§ Exercise
In the material below, find how many lines contain the string "Ecol". Write only that number.

(Items listed in a dataset)

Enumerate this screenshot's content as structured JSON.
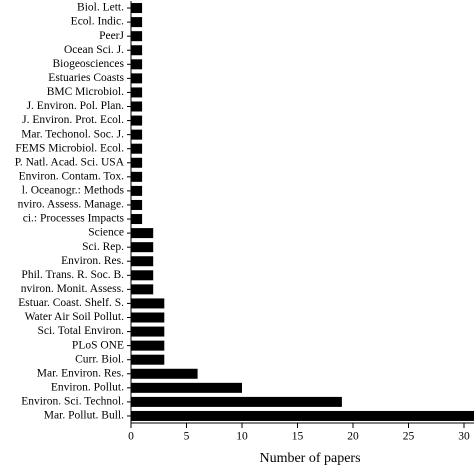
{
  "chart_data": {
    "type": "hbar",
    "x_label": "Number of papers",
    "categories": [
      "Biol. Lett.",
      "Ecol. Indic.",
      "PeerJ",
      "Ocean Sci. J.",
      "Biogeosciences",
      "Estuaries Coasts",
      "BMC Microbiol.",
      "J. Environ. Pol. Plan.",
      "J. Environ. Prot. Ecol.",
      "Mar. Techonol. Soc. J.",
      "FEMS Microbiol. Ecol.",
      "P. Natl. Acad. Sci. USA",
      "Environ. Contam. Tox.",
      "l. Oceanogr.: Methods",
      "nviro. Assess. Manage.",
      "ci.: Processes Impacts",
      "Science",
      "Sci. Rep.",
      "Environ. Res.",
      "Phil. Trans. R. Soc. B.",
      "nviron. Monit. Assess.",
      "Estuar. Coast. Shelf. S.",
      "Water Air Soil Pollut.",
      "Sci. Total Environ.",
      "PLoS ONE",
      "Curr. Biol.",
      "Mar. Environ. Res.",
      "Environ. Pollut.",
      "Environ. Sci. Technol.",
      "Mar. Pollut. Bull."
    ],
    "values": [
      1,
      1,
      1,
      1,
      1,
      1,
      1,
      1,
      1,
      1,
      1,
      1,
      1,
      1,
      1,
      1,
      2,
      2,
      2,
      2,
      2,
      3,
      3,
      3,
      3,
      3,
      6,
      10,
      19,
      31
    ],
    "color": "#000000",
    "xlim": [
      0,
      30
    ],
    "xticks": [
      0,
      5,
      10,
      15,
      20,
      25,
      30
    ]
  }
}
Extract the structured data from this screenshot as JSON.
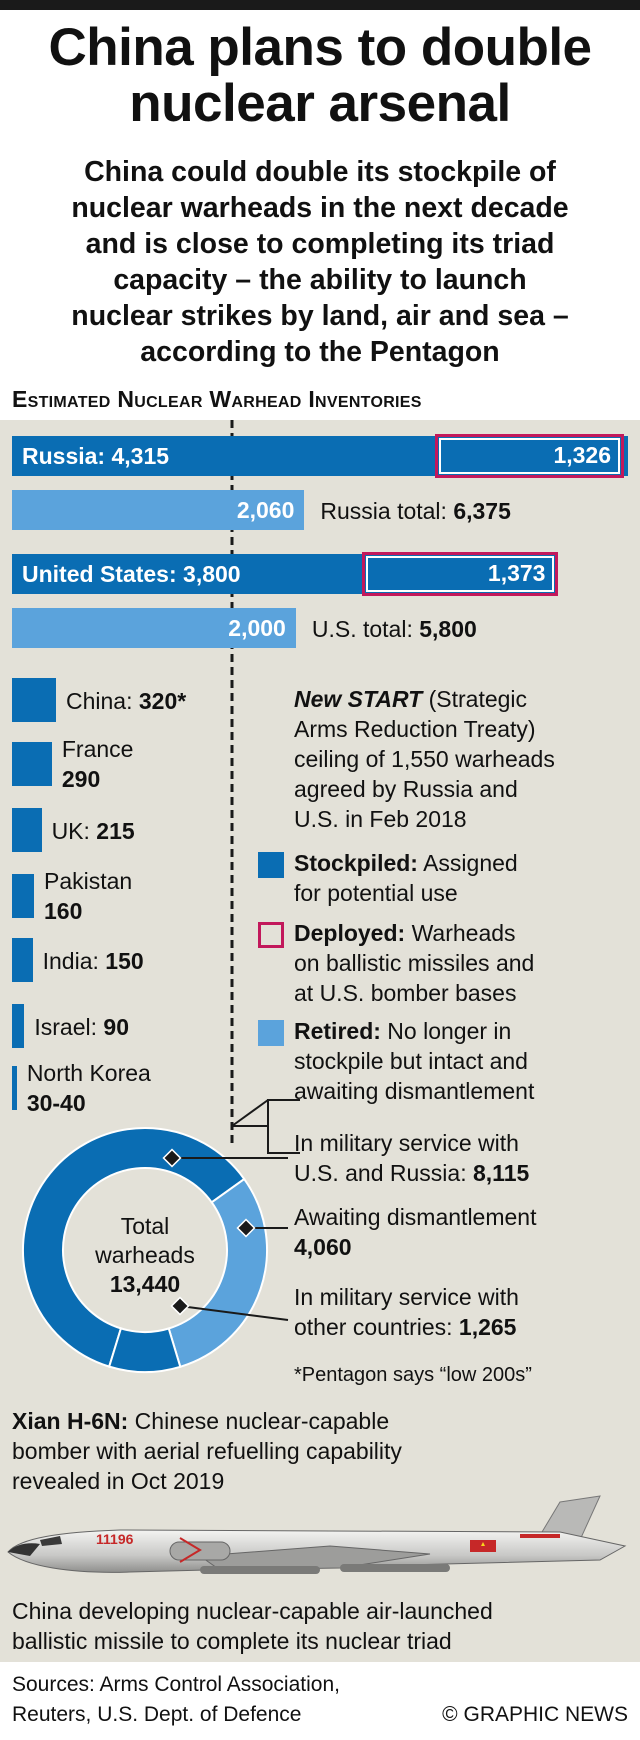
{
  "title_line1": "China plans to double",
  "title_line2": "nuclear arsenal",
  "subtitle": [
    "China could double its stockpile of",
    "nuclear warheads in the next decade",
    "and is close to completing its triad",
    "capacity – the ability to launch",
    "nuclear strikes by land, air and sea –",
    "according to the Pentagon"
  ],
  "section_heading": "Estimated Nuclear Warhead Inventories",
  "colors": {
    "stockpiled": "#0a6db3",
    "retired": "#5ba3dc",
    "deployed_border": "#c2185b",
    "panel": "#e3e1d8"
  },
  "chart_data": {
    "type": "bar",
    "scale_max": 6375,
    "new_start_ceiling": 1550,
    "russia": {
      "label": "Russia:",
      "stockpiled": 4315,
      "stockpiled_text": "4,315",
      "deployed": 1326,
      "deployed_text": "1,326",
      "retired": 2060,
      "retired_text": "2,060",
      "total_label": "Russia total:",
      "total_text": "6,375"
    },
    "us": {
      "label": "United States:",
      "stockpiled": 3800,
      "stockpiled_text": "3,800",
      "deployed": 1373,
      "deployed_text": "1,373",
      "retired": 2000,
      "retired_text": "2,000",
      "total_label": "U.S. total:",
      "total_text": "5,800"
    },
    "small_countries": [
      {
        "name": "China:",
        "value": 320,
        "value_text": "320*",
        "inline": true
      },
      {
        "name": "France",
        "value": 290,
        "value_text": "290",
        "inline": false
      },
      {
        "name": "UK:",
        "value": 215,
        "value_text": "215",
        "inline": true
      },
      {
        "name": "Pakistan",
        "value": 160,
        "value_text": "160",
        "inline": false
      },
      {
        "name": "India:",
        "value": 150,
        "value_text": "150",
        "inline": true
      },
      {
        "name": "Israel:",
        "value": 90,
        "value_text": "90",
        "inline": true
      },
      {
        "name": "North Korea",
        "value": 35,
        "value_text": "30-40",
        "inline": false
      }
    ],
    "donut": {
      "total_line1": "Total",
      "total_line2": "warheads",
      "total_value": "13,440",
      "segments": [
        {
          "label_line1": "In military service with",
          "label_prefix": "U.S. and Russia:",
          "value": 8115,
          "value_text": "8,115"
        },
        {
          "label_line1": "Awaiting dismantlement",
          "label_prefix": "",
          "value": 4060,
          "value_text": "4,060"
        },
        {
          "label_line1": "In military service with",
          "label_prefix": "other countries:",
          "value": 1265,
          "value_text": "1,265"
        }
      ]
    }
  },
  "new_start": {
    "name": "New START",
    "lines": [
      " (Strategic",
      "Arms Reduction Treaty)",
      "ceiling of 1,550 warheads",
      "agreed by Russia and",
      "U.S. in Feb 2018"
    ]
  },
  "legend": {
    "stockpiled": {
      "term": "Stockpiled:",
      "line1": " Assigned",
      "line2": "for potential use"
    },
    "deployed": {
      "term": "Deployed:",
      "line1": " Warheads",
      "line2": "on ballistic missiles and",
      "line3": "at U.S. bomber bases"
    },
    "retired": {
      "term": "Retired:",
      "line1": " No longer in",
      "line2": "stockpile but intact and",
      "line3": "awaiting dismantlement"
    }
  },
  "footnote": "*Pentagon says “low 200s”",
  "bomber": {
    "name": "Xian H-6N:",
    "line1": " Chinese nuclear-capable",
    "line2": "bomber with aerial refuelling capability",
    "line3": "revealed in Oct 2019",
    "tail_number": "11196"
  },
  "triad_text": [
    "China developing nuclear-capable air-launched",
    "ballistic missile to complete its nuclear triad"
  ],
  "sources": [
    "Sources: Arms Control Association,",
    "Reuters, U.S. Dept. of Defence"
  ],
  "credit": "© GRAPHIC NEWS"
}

* * *

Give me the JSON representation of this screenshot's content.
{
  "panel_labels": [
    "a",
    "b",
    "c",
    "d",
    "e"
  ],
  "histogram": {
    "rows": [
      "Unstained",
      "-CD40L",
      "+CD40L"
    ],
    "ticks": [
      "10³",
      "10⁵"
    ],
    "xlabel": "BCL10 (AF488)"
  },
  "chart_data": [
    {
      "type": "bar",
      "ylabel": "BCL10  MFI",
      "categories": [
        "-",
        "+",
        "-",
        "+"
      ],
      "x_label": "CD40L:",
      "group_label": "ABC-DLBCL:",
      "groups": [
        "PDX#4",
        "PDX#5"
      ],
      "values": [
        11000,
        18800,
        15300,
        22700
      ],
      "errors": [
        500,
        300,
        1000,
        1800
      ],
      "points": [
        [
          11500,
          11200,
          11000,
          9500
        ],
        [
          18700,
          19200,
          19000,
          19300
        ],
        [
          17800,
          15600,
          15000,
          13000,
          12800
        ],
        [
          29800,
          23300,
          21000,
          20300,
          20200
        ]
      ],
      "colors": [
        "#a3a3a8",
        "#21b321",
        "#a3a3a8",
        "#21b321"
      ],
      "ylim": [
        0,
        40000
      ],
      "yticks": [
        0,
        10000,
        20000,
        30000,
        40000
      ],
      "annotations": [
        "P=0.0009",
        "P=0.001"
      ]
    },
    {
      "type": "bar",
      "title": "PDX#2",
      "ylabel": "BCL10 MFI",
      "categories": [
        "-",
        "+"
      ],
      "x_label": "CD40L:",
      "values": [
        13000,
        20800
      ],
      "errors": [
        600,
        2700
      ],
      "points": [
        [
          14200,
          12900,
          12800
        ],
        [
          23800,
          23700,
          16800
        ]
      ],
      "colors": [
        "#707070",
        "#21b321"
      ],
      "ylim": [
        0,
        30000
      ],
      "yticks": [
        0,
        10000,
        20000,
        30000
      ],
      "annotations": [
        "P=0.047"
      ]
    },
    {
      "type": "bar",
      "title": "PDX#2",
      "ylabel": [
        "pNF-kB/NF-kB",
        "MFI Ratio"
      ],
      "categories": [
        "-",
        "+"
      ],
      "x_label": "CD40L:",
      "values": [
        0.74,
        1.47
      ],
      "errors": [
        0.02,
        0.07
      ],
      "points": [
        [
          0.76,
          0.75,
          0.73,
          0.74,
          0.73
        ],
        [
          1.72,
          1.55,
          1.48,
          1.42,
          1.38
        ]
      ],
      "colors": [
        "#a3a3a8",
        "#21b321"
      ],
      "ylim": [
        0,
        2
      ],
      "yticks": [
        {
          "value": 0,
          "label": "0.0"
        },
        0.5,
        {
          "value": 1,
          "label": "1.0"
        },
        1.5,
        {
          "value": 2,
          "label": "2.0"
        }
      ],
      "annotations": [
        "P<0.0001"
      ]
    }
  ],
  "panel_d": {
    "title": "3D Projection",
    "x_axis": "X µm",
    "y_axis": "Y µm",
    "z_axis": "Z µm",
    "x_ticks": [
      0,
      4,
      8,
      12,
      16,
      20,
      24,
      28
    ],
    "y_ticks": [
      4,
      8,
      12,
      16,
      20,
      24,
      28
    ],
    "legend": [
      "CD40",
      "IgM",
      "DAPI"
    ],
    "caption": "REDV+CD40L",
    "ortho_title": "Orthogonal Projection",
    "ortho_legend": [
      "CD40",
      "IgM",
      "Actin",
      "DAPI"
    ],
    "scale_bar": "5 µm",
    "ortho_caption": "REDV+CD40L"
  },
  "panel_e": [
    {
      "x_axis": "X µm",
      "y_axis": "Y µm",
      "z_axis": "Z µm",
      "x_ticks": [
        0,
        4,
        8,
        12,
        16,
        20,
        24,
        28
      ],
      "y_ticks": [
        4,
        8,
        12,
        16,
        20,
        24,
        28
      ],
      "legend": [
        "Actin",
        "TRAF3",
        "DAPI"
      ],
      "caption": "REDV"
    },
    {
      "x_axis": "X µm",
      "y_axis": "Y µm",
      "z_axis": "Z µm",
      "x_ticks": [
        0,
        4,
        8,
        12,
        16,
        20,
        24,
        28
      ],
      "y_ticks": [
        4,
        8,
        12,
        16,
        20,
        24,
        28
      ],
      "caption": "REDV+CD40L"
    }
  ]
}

--

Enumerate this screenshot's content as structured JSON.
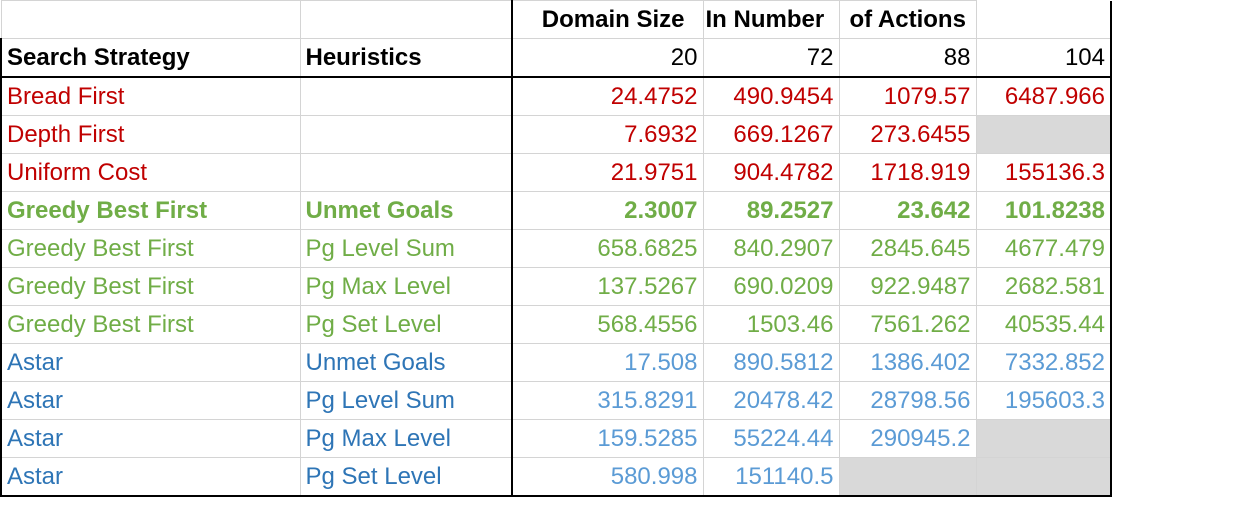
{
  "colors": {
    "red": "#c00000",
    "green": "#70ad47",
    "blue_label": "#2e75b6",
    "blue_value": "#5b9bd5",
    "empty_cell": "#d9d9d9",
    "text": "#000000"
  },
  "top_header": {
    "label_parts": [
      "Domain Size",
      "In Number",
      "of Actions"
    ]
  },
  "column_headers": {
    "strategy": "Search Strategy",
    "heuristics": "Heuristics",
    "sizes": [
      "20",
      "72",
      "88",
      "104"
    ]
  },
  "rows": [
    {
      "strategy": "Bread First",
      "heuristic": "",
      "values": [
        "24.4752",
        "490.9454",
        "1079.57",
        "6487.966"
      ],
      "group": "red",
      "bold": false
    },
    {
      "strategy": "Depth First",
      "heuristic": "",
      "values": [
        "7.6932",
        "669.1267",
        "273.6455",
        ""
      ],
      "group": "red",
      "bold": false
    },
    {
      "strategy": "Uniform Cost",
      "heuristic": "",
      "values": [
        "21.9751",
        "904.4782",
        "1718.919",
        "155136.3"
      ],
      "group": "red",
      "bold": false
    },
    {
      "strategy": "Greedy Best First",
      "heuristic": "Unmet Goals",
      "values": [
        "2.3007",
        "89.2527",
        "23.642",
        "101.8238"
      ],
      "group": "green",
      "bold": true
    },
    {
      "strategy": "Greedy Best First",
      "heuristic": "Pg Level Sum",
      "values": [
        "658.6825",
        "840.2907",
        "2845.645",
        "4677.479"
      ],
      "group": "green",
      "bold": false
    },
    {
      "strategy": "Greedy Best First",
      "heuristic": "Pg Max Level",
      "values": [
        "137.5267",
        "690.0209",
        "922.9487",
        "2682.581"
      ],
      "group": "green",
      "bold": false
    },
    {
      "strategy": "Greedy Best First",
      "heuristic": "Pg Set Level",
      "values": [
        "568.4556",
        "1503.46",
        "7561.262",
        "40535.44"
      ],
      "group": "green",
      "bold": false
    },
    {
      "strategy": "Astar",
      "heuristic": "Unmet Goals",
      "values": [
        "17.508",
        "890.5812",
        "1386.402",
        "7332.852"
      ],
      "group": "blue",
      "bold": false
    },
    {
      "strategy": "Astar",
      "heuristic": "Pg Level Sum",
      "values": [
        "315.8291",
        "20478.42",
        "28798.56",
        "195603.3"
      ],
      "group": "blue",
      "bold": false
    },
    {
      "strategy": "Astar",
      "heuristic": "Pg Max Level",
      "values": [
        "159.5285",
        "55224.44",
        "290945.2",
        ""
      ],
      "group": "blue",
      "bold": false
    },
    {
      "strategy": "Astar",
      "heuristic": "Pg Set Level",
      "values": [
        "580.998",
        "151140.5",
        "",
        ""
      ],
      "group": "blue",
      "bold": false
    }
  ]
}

§ Complete answer
3